*Work to complete*:
Tally how many lines include "folder". The number is the whole answer.

Data records:
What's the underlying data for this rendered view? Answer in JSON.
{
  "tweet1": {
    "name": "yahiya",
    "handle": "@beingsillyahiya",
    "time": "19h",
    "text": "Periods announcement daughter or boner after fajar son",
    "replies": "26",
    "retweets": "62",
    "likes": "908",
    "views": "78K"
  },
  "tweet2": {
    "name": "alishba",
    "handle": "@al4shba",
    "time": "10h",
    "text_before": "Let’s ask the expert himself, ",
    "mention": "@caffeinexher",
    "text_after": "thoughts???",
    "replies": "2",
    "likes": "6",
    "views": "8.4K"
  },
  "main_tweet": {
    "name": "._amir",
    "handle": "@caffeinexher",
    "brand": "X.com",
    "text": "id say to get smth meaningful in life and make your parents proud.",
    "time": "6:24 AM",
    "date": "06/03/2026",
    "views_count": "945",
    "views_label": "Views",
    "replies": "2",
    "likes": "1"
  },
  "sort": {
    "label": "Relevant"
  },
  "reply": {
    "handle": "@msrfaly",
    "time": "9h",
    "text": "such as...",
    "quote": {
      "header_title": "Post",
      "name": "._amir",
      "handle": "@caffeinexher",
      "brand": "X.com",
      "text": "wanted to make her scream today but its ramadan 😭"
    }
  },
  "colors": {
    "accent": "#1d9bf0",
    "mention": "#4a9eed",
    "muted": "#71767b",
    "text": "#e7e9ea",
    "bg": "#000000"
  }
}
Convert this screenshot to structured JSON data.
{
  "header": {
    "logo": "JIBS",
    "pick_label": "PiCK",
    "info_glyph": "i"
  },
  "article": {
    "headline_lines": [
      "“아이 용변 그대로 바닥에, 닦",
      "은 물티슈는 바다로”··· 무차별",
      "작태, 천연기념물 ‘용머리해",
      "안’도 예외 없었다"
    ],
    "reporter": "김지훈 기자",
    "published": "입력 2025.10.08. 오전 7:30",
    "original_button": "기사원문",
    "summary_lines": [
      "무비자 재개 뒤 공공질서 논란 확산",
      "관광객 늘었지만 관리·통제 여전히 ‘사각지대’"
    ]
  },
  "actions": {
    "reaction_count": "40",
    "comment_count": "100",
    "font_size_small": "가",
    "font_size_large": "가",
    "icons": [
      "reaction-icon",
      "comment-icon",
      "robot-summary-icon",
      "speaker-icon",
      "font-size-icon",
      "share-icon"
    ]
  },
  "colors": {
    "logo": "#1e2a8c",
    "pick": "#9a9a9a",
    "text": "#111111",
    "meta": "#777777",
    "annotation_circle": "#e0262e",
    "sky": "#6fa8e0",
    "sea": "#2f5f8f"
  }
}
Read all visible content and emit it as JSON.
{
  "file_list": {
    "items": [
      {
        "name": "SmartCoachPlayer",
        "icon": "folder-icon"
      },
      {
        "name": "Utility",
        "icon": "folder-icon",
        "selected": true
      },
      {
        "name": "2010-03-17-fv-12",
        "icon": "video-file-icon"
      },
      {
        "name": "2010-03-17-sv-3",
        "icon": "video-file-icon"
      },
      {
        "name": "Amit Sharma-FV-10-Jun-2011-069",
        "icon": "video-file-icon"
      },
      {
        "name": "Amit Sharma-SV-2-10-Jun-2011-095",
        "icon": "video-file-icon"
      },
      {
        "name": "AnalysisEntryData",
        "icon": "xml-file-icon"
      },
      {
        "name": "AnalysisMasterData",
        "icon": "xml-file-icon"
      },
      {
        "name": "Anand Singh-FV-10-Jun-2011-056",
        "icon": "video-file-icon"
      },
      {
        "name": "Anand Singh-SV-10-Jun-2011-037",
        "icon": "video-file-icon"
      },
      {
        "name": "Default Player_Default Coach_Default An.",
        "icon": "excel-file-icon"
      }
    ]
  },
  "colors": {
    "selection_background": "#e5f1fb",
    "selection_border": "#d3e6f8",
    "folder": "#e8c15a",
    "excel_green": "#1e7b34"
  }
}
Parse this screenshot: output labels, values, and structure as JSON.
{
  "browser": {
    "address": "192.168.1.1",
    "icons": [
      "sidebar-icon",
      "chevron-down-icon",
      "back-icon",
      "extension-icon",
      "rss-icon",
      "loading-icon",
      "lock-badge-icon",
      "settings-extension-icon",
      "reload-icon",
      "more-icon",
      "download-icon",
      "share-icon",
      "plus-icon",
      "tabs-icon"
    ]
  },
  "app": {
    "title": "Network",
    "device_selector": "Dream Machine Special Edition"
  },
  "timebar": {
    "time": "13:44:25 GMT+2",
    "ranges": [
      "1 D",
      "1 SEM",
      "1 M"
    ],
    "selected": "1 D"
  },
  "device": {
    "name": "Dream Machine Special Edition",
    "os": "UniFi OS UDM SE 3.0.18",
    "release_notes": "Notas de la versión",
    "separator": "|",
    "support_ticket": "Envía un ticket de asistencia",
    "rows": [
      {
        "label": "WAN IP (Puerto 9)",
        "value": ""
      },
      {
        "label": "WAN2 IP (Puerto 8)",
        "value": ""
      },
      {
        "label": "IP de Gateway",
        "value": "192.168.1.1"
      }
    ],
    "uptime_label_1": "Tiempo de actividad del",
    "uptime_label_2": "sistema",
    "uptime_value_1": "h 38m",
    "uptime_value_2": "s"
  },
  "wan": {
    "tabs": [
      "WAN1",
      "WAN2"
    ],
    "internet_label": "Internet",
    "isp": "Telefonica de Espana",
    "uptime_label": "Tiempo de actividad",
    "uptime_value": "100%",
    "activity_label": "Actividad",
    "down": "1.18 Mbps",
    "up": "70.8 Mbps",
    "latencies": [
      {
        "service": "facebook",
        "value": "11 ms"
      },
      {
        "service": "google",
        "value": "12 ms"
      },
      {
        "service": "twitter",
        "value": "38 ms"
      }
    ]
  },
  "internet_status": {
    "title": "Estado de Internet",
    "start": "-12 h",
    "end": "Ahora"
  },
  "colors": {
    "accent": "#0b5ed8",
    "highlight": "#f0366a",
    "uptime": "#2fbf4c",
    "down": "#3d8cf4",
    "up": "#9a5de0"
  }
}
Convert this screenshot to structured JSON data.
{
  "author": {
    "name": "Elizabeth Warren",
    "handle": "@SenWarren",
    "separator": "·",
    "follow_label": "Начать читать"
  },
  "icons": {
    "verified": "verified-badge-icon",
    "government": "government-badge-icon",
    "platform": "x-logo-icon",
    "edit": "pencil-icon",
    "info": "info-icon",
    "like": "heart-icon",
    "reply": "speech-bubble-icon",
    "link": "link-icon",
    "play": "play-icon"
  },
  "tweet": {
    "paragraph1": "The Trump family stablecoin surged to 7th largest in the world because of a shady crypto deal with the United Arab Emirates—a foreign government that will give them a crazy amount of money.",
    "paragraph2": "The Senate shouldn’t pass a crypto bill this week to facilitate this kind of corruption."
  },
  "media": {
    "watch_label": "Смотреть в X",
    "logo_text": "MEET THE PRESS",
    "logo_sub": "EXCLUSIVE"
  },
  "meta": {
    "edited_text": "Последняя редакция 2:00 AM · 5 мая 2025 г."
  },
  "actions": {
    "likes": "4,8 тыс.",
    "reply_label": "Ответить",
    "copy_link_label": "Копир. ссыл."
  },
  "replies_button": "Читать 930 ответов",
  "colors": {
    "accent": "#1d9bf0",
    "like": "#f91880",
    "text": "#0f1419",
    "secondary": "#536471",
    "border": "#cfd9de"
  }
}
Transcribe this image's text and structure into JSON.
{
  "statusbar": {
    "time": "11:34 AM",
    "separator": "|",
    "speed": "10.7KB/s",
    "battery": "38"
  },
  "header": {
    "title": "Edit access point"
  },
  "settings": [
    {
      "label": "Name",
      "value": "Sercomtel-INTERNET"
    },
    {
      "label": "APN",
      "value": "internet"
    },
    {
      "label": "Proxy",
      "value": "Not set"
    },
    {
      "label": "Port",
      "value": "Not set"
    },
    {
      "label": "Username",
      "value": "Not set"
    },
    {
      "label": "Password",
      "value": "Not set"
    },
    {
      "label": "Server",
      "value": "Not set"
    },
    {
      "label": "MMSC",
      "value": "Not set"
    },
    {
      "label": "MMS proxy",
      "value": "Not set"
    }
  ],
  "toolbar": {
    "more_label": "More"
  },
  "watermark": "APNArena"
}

*Worked answer*:
3